*TASK TO COMPLETE:* Retype each record shown below, leaving every character as it is.

........

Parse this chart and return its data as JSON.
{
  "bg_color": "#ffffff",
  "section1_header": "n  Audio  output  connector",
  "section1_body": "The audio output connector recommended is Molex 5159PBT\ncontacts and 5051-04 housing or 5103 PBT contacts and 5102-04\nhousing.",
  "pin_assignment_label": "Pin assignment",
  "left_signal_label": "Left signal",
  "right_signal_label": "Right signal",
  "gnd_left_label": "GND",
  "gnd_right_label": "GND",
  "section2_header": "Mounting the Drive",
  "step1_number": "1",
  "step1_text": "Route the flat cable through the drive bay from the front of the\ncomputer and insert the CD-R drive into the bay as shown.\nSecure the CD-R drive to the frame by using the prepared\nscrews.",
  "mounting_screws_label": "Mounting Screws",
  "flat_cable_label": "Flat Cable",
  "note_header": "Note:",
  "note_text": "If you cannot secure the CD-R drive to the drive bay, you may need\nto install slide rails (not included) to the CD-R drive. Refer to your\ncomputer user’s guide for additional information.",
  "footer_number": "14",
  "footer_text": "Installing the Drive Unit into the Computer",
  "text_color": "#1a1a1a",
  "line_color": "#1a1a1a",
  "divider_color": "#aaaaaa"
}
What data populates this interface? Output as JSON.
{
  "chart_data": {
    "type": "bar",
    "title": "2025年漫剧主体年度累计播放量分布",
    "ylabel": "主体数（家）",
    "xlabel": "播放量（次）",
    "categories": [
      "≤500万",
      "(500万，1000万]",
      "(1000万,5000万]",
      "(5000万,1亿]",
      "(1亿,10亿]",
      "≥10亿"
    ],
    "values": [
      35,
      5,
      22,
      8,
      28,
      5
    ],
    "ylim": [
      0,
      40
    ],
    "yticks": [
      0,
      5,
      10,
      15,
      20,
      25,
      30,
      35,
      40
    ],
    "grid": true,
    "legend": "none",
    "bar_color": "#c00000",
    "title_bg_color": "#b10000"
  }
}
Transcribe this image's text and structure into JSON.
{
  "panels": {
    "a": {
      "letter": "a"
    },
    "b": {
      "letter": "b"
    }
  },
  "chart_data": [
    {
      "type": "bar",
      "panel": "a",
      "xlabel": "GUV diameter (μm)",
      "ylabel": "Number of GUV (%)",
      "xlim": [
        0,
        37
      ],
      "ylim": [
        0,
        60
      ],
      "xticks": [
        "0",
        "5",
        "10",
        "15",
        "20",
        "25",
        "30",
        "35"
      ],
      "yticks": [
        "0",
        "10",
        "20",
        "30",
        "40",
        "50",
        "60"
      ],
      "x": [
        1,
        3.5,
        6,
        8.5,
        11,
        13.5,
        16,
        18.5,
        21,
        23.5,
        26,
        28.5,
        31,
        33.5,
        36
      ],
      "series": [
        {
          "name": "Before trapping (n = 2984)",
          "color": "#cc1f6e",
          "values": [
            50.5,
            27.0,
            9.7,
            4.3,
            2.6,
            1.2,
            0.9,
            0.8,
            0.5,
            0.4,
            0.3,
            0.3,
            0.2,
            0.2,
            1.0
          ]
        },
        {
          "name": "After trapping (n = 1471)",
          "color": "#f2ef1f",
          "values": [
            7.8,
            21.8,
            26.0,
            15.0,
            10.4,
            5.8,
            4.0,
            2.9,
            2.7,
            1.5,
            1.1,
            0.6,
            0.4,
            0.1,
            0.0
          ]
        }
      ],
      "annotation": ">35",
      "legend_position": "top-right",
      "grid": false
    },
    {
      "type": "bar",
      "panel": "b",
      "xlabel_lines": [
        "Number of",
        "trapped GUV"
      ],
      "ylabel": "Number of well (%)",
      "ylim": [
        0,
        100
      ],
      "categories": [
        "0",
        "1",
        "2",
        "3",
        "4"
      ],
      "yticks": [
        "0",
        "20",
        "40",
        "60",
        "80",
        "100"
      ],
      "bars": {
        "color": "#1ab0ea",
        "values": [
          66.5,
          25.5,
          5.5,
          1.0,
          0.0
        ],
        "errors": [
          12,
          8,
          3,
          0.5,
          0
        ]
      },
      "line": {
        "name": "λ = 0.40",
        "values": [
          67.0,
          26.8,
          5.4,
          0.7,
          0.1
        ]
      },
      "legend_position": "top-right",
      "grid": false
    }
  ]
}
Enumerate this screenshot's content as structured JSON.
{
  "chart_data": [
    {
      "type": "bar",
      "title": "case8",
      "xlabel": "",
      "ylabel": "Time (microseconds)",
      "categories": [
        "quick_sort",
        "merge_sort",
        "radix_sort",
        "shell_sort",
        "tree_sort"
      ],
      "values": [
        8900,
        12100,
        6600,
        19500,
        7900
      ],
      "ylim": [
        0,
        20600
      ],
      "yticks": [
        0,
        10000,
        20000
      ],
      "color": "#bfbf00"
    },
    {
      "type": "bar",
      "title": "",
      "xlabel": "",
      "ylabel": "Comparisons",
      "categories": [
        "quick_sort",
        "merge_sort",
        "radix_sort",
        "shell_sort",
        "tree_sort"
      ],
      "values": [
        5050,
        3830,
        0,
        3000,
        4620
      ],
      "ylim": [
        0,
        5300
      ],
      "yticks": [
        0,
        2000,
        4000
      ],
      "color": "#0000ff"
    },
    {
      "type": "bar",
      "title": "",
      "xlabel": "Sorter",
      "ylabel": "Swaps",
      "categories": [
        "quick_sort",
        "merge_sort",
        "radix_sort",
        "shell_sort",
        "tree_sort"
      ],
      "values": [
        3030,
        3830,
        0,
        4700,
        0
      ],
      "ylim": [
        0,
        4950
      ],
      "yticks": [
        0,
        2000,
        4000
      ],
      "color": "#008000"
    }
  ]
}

........

*WRITTEN SOLUTION:*
Parse this chart and return its data as JSON.
{
  "bg_color": "#ffffff",
  "section1_header": "n  Audio  output  connector",
  "section1_body": "The audio output connector recommended is Molex 5159PBT\ncontacts and 5051-04 housing or 5103 PBT contacts and 5102-04\nhousing.",
  "pin_assignment_label": "Pin assignment",
  "left_signal_label": "Left signal",
  "right_signal_label": "Right signal",
  "gnd_left_label": "GND",
  "gnd_right_label": "GND",
  "section2_header": "Mounting the Drive",
  "step1_number": "1",
  "step1_text": "Route the flat cable through the drive bay from the front of the\ncomputer and insert the CD-R drive into the bay as shown.\nSecure the CD-R drive to the frame by using the prepared\nscrews.",
  "mounting_screws_label": "Mounting Screws",
  "flat_cable_label": "Flat Cable",
  "note_header": "Note:",
  "note_text": "If you cannot secure the CD-R drive to the drive bay, you may need\nto install slide rails (not included) to the CD-R drive. Refer to your\ncomputer user’s guide for additional information.",
  "footer_number": "14",
  "footer_text": "Installing the Drive Unit into the Computer",
  "text_color": "#1a1a1a",
  "line_color": "#1a1a1a",
  "divider_color": "#aaaaaa"
}
What data populates this interface? Output as JSON.
{
  "chart_data": {
    "type": "bar",
    "title": "2025年漫剧主体年度累计播放量分布",
    "ylabel": "主体数（家）",
    "xlabel": "播放量（次）",
    "categories": [
      "≤500万",
      "(500万，1000万]",
      "(1000万,5000万]",
      "(5000万,1亿]",
      "(1亿,10亿]",
      "≥10亿"
    ],
    "values": [
      35,
      5,
      22,
      8,
      28,
      5
    ],
    "ylim": [
      0,
      40
    ],
    "yticks": [
      0,
      5,
      10,
      15,
      20,
      25,
      30,
      35,
      40
    ],
    "grid": true,
    "legend": "none",
    "bar_color": "#c00000",
    "title_bg_color": "#b10000"
  }
}
Transcribe this image's text and structure into JSON.
{
  "panels": {
    "a": {
      "letter": "a"
    },
    "b": {
      "letter": "b"
    }
  },
  "chart_data": [
    {
      "type": "bar",
      "panel": "a",
      "xlabel": "GUV diameter (μm)",
      "ylabel": "Number of GUV (%)",
      "xlim": [
        0,
        37
      ],
      "ylim": [
        0,
        60
      ],
      "xticks": [
        "0",
        "5",
        "10",
        "15",
        "20",
        "25",
        "30",
        "35"
      ],
      "yticks": [
        "0",
        "10",
        "20",
        "30",
        "40",
        "50",
        "60"
      ],
      "x": [
        1,
        3.5,
        6,
        8.5,
        11,
        13.5,
        16,
        18.5,
        21,
        23.5,
        26,
        28.5,
        31,
        33.5,
        36
      ],
      "series": [
        {
          "name": "Before trapping (n = 2984)",
          "color": "#cc1f6e",
          "values": [
            50.5,
            27.0,
            9.7,
            4.3,
            2.6,
            1.2,
            0.9,
            0.8,
            0.5,
            0.4,
            0.3,
            0.3,
            0.2,
            0.2,
            1.0
          ]
        },
        {
          "name": "After trapping (n = 1471)",
          "color": "#f2ef1f",
          "values": [
            7.8,
            21.8,
            26.0,
            15.0,
            10.4,
            5.8,
            4.0,
            2.9,
            2.7,
            1.5,
            1.1,
            0.6,
            0.4,
            0.1,
            0.0
          ]
        }
      ],
      "annotation": ">35",
      "legend_position": "top-right",
      "grid": false
    },
    {
      "type": "bar",
      "panel": "b",
      "xlabel_lines": [
        "Number of",
        "trapped GUV"
      ],
      "ylabel": "Number of well (%)",
      "ylim": [
        0,
        100
      ],
      "categories": [
        "0",
        "1",
        "2",
        "3",
        "4"
      ],
      "yticks": [
        "0",
        "20",
        "40",
        "60",
        "80",
        "100"
      ],
      "bars": {
        "color": "#1ab0ea",
        "values": [
          66.5,
          25.5,
          5.5,
          1.0,
          0.0
        ],
        "errors": [
          12,
          8,
          3,
          0.5,
          0
        ]
      },
      "line": {
        "name": "λ = 0.40",
        "values": [
          67.0,
          26.8,
          5.4,
          0.7,
          0.1
        ]
      },
      "legend_position": "top-right",
      "grid": false
    }
  ]
}
Enumerate this screenshot's content as structured JSON.
{
  "chart_data": [
    {
      "type": "bar",
      "title": "case8",
      "xlabel": "",
      "ylabel": "Time (microseconds)",
      "categories": [
        "quick_sort",
        "merge_sort",
        "radix_sort",
        "shell_sort",
        "tree_sort"
      ],
      "values": [
        8900,
        12100,
        6600,
        19500,
        7900
      ],
      "ylim": [
        0,
        20600
      ],
      "yticks": [
        0,
        10000,
        20000
      ],
      "color": "#bfbf00"
    },
    {
      "type": "bar",
      "title": "",
      "xlabel": "",
      "ylabel": "Comparisons",
      "categories": [
        "quick_sort",
        "merge_sort",
        "radix_sort",
        "shell_sort",
        "tree_sort"
      ],
      "values": [
        5050,
        3830,
        0,
        3000,
        4620
      ],
      "ylim": [
        0,
        5300
      ],
      "yticks": [
        0,
        2000,
        4000
      ],
      "color": "#0000ff"
    },
    {
      "type": "bar",
      "title": "",
      "xlabel": "Sorter",
      "ylabel": "Swaps",
      "categories": [
        "quick_sort",
        "merge_sort",
        "radix_sort",
        "shell_sort",
        "tree_sort"
      ],
      "values": [
        3030,
        3830,
        0,
        4700,
        0
      ],
      "ylim": [
        0,
        4950
      ],
      "yticks": [
        0,
        2000,
        4000
      ],
      "color": "#008000"
    }
  ]
}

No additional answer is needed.